▶ [Exercise brief]:
Retype all the records with nothing changed.

Data excerpts:
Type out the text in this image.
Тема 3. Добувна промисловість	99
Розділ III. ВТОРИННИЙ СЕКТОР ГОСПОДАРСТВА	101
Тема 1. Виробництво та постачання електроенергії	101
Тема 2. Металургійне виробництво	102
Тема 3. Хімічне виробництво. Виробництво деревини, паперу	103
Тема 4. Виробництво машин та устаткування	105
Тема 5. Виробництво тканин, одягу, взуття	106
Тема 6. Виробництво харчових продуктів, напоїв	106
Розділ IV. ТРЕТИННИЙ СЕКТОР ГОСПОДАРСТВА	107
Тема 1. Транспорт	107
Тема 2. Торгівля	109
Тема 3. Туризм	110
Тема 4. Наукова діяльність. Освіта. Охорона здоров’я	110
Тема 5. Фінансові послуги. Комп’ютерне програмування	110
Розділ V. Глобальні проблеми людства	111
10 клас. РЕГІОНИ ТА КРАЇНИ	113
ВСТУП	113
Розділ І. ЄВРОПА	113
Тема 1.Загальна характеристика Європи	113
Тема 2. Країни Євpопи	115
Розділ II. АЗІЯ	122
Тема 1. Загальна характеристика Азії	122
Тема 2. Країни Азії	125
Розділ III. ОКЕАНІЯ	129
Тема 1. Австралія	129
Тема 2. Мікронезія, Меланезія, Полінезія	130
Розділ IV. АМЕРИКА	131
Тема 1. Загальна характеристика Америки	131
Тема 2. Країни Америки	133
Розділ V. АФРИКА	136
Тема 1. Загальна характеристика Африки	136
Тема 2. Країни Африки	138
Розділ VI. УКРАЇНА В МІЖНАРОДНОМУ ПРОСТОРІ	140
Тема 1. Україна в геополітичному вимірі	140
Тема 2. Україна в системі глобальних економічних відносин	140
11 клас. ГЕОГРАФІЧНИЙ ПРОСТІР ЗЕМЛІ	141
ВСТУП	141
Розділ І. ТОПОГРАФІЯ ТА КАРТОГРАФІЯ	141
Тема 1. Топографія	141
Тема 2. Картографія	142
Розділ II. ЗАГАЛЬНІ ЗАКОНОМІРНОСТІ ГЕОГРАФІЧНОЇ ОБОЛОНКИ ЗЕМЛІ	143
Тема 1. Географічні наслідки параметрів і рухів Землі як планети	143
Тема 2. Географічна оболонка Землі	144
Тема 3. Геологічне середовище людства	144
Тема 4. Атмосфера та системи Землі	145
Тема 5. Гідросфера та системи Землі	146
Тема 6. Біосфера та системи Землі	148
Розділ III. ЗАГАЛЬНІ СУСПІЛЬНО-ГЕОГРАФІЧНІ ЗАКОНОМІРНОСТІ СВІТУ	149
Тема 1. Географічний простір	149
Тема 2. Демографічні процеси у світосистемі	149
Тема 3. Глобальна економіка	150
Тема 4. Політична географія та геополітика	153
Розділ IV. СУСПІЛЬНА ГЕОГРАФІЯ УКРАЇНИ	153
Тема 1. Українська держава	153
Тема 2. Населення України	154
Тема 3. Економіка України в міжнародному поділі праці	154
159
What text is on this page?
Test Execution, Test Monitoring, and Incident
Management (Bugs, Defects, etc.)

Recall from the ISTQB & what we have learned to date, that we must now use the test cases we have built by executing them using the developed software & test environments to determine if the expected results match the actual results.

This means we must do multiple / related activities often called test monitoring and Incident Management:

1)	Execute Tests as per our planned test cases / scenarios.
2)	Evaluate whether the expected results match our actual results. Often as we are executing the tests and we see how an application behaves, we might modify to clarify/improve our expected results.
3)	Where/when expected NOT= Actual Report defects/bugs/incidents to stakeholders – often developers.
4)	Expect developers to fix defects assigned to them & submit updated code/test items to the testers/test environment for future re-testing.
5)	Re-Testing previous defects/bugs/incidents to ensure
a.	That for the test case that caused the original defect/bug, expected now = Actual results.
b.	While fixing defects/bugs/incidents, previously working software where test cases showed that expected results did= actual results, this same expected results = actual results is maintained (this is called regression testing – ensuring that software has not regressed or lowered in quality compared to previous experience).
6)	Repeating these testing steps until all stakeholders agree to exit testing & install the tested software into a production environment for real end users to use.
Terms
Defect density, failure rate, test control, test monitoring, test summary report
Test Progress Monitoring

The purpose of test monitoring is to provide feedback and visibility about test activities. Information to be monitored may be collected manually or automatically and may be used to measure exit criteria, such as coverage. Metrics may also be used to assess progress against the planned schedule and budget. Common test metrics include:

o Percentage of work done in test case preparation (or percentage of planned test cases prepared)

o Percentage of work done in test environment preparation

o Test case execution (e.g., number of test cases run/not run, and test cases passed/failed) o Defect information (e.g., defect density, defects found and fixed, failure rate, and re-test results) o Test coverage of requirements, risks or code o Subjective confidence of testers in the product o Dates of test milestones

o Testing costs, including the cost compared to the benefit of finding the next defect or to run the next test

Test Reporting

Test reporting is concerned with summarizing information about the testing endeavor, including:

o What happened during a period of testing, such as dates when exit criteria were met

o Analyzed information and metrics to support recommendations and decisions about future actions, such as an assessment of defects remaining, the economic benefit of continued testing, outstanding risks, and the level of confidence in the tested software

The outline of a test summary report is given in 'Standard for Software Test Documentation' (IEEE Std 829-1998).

▶ [Answer]:
Type out the text in this image.
Тема 3. Добувна промисловість	99
Розділ III. ВТОРИННИЙ СЕКТОР ГОСПОДАРСТВА	101
Тема 1. Виробництво та постачання електроенергії	101
Тема 2. Металургійне виробництво	102
Тема 3. Хімічне виробництво. Виробництво деревини, паперу	103
Тема 4. Виробництво машин та устаткування	105
Тема 5. Виробництво тканин, одягу, взуття	106
Тема 6. Виробництво харчових продуктів, напоїв	106
Розділ IV. ТРЕТИННИЙ СЕКТОР ГОСПОДАРСТВА	107
Тема 1. Транспорт	107
Тема 2. Торгівля	109
Тема 3. Туризм	110
Тема 4. Наукова діяльність. Освіта. Охорона здоров’я	110
Тема 5. Фінансові послуги. Комп’ютерне програмування	110
Розділ V. Глобальні проблеми людства	111
10 клас. РЕГІОНИ ТА КРАЇНИ	113
ВСТУП	113
Розділ І. ЄВРОПА	113
Тема 1.Загальна характеристика Європи	113
Тема 2. Країни Євpопи	115
Розділ II. АЗІЯ	122
Тема 1. Загальна характеристика Азії	122
Тема 2. Країни Азії	125
Розділ III. ОКЕАНІЯ	129
Тема 1. Австралія	129
Тема 2. Мікронезія, Меланезія, Полінезія	130
Розділ IV. АМЕРИКА	131
Тема 1. Загальна характеристика Америки	131
Тема 2. Країни Америки	133
Розділ V. АФРИКА	136
Тема 1. Загальна характеристика Африки	136
Тема 2. Країни Африки	138
Розділ VI. УКРАЇНА В МІЖНАРОДНОМУ ПРОСТОРІ	140
Тема 1. Україна в геополітичному вимірі	140
Тема 2. Україна в системі глобальних економічних відносин	140
11 клас. ГЕОГРАФІЧНИЙ ПРОСТІР ЗЕМЛІ	141
ВСТУП	141
Розділ І. ТОПОГРАФІЯ ТА КАРТОГРАФІЯ	141
Тема 1. Топографія	141
Тема 2. Картографія	142
Розділ II. ЗАГАЛЬНІ ЗАКОНОМІРНОСТІ ГЕОГРАФІЧНОЇ ОБОЛОНКИ ЗЕМЛІ	143
Тема 1. Географічні наслідки параметрів і рухів Землі як планети	143
Тема 2. Географічна оболонка Землі	144
Тема 3. Геологічне середовище людства	144
Тема 4. Атмосфера та системи Землі	145
Тема 5. Гідросфера та системи Землі	146
Тема 6. Біосфера та системи Землі	148
Розділ III. ЗАГАЛЬНІ СУСПІЛЬНО-ГЕОГРАФІЧНІ ЗАКОНОМІРНОСТІ СВІТУ	149
Тема 1. Географічний простір	149
Тема 2. Демографічні процеси у світосистемі	149
Тема 3. Глобальна економіка	150
Тема 4. Політична географія та геополітика	153
Розділ IV. СУСПІЛЬНА ГЕОГРАФІЯ УКРАЇНИ	153
Тема 1. Українська держава	153
Тема 2. Населення України	154
Тема 3. Економіка України в міжнародному поділі праці	154
159
What text is on this page?
Test Execution, Test Monitoring, and Incident
Management (Bugs, Defects, etc.)

Recall from the ISTQB & what we have learned to date, that we must now use the test cases we have built by executing them using the developed software & test environments to determine if the expected results match the actual results.

This means we must do multiple / related activities often called test monitoring and Incident Management:

1)	Execute Tests as per our planned test cases / scenarios.
2)	Evaluate whether the expected results match our actual results. Often as we are executing the tests and we see how an application behaves, we might modify to clarify/improve our expected results.
3)	Where/when expected NOT= Actual Report defects/bugs/incidents to stakeholders – often developers.
4)	Expect developers to fix defects assigned to them & submit updated code/test items to the testers/test environment for future re-testing.
5)	Re-Testing previous defects/bugs/incidents to ensure
a.	That for the test case that caused the original defect/bug, expected now = Actual results.
b.	While fixing defects/bugs/incidents, previously working software where test cases showed that expected results did= actual results, this same expected results = actual results is maintained (this is called regression testing – ensuring that software has not regressed or lowered in quality compared to previous experience).
6)	Repeating these testing steps until all stakeholders agree to exit testing & install the tested software into a production environment for real end users to use.
Terms
Defect density, failure rate, test control, test monitoring, test summary report
Test Progress Monitoring

The purpose of test monitoring is to provide feedback and visibility about test activities. Information to be monitored may be collected manually or automatically and may be used to measure exit criteria, such as coverage. Metrics may also be used to assess progress against the planned schedule and budget. Common test metrics include:

o Percentage of work done in test case preparation (or percentage of planned test cases prepared)

o Percentage of work done in test environment preparation

o Test case execution (e.g., number of test cases run/not run, and test cases passed/failed) o Defect information (e.g., defect density, defects found and fixed, failure rate, and re-test results) o Test coverage of requirements, risks or code o Subjective confidence of testers in the product o Dates of test milestones

o Testing costs, including the cost compared to the benefit of finding the next defect or to run the next test

Test Reporting

Test reporting is concerned with summarizing information about the testing endeavor, including:

o What happened during a period of testing, such as dates when exit criteria were met

o Analyzed information and metrics to support recommendations and decisions about future actions, such as an assessment of defects remaining, the economic benefit of continued testing, outstanding risks, and the level of confidence in the tested software

The outline of a test summary report is given in 'Standard for Software Test Documentation' (IEEE Std 829-1998).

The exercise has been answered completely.